Job | Search the listing below for "text". Copy each matching line.

Rows |
* Start *
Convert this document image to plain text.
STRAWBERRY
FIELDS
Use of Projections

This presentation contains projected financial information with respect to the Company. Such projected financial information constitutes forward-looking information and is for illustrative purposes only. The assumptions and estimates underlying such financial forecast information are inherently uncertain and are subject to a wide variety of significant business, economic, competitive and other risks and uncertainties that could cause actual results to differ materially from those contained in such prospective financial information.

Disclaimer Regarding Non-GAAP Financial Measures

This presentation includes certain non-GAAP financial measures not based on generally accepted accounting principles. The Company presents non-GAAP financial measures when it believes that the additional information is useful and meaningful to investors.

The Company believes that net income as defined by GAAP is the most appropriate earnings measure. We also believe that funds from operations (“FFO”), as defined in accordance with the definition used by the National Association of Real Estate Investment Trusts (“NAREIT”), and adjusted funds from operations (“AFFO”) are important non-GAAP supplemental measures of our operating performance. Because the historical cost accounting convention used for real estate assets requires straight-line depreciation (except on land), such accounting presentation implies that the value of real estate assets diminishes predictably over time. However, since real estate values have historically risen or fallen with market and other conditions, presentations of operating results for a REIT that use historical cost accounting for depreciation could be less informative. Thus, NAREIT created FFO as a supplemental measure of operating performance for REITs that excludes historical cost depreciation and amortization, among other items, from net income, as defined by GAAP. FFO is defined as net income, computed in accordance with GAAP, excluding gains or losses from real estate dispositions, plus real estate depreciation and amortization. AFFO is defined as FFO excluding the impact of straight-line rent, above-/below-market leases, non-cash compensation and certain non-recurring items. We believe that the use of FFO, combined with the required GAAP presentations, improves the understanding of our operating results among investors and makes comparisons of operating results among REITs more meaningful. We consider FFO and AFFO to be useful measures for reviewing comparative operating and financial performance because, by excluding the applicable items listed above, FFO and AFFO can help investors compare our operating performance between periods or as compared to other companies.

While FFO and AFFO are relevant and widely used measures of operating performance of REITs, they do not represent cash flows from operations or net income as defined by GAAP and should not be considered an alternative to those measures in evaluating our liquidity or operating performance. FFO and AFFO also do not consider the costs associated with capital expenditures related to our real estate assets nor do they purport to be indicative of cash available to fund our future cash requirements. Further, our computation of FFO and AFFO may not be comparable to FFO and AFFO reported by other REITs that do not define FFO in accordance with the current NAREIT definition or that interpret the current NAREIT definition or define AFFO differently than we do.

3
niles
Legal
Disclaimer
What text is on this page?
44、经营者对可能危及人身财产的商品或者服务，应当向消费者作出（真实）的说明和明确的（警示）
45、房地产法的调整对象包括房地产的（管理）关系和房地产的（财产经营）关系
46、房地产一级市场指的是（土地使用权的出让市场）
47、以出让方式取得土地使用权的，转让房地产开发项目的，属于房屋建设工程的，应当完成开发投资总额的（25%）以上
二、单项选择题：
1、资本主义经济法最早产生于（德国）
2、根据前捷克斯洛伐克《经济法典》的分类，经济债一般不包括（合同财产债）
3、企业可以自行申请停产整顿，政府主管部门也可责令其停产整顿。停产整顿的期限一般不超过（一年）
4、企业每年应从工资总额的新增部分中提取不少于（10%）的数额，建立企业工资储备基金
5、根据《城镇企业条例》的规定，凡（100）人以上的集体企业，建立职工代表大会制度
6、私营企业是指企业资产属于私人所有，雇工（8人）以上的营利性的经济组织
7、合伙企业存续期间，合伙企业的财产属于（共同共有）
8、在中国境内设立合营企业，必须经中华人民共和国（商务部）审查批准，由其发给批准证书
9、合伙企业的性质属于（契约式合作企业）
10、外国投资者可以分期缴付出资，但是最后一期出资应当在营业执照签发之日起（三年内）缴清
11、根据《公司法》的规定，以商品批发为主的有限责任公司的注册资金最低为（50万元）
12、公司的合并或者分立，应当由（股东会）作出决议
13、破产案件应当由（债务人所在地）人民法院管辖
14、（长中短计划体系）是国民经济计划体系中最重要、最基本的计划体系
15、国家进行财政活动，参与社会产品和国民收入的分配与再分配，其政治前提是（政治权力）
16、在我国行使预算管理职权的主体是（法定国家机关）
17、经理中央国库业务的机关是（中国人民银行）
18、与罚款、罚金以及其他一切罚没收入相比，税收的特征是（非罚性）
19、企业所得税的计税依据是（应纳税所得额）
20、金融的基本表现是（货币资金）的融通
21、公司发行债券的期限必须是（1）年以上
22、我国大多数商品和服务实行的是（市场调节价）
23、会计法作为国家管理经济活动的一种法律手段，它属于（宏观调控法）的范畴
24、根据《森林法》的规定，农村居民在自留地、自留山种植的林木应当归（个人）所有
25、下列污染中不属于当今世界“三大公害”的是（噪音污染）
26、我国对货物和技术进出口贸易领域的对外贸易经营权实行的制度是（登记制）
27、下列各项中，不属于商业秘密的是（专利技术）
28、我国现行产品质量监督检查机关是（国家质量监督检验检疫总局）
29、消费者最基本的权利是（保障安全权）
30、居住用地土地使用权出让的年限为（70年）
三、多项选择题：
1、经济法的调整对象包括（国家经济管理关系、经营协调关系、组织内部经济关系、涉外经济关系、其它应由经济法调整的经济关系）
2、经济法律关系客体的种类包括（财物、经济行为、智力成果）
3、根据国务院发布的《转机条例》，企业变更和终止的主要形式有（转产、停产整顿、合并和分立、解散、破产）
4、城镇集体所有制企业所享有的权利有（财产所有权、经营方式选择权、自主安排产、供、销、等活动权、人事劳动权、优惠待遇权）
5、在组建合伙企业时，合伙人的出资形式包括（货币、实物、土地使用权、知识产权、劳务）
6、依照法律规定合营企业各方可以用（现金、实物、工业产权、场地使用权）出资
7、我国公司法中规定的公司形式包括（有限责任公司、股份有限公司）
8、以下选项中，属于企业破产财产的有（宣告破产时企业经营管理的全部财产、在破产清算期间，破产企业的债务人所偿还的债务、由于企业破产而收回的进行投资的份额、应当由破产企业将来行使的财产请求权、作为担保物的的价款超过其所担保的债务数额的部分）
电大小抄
* End *
Reply to the task |
Convert this document image to plain text.
What text is on this page?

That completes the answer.